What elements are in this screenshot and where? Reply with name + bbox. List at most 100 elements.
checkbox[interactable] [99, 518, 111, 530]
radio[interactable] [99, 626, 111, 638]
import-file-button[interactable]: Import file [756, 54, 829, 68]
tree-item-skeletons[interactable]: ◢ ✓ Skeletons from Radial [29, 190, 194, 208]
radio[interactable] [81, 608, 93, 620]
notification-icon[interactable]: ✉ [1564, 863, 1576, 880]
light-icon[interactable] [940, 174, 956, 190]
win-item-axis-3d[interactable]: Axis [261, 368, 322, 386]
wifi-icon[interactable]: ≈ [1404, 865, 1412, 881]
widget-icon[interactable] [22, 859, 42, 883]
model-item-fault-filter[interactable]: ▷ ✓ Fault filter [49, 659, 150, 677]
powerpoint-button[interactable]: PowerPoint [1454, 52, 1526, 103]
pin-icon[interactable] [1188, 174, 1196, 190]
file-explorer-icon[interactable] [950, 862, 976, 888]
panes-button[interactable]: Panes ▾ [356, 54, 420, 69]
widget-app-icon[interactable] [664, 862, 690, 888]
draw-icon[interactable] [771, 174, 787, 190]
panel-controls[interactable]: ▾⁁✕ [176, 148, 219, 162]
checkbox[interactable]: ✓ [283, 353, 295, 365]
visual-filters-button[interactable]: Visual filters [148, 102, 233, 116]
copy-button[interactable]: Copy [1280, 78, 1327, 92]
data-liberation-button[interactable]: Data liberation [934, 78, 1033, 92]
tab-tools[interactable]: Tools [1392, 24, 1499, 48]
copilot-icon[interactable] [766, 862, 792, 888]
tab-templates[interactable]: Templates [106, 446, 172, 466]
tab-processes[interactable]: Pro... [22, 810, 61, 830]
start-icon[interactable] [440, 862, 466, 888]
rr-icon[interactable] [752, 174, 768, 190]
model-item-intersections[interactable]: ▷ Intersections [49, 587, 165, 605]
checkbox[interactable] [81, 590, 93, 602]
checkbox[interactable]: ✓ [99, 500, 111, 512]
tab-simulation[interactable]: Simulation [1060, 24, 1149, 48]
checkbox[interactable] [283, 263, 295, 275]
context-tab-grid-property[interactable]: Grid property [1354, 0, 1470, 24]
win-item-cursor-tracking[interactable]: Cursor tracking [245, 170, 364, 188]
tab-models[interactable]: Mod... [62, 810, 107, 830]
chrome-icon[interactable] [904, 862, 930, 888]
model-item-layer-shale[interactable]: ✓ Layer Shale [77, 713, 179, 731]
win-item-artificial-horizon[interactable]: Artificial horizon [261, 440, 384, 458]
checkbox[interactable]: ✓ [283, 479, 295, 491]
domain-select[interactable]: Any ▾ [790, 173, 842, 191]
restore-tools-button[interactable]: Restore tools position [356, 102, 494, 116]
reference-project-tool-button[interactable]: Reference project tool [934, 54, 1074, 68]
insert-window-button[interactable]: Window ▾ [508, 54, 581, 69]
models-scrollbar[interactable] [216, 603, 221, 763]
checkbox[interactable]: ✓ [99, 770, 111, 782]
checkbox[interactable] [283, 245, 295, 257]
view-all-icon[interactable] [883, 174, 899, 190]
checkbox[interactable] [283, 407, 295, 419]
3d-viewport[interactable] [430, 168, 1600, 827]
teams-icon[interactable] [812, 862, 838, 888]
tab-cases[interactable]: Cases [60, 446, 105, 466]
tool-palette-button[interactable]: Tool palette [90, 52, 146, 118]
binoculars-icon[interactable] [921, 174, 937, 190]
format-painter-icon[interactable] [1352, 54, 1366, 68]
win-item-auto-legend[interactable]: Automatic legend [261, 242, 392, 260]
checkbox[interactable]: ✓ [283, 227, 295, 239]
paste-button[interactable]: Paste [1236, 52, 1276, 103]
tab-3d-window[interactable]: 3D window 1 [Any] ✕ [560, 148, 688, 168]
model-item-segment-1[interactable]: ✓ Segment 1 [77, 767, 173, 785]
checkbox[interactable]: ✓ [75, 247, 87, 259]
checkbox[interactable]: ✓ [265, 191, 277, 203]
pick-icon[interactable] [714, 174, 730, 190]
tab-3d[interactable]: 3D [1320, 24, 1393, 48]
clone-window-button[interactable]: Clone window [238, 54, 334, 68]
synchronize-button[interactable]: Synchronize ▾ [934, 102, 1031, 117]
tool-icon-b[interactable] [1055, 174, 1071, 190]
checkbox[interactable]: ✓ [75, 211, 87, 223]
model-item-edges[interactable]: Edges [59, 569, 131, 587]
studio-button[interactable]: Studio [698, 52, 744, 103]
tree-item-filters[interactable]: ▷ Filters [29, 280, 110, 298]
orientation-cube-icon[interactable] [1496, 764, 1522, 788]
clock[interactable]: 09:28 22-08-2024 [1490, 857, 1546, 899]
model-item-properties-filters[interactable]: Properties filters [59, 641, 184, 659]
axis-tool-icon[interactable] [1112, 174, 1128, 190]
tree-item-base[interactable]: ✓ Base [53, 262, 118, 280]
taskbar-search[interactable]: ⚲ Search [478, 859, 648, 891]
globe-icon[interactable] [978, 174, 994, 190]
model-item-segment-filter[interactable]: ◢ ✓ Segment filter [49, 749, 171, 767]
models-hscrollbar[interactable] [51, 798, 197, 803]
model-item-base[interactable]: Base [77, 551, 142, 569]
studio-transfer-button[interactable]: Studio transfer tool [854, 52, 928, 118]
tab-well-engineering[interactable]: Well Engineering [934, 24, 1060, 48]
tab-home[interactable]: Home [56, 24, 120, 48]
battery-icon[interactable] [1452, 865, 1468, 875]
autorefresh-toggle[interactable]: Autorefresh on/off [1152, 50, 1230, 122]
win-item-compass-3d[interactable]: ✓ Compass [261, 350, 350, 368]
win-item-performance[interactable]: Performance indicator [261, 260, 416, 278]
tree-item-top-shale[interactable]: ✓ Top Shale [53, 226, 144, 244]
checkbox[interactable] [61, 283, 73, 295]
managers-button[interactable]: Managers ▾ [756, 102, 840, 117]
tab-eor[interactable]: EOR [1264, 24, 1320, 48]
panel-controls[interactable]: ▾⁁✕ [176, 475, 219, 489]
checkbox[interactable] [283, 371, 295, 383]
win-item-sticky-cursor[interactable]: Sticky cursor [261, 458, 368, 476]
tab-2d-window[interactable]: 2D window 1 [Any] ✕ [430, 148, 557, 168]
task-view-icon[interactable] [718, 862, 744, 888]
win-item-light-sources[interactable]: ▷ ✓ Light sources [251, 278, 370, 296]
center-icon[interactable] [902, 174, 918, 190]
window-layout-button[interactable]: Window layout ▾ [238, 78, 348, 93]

Required work:
Return every line of the data above that contains the string "studio".

Solved exercise:
studio-button[interactable]: Studio [698, 52, 744, 103]
studio-transfer-button[interactable]: Studio transfer tool [854, 52, 928, 118]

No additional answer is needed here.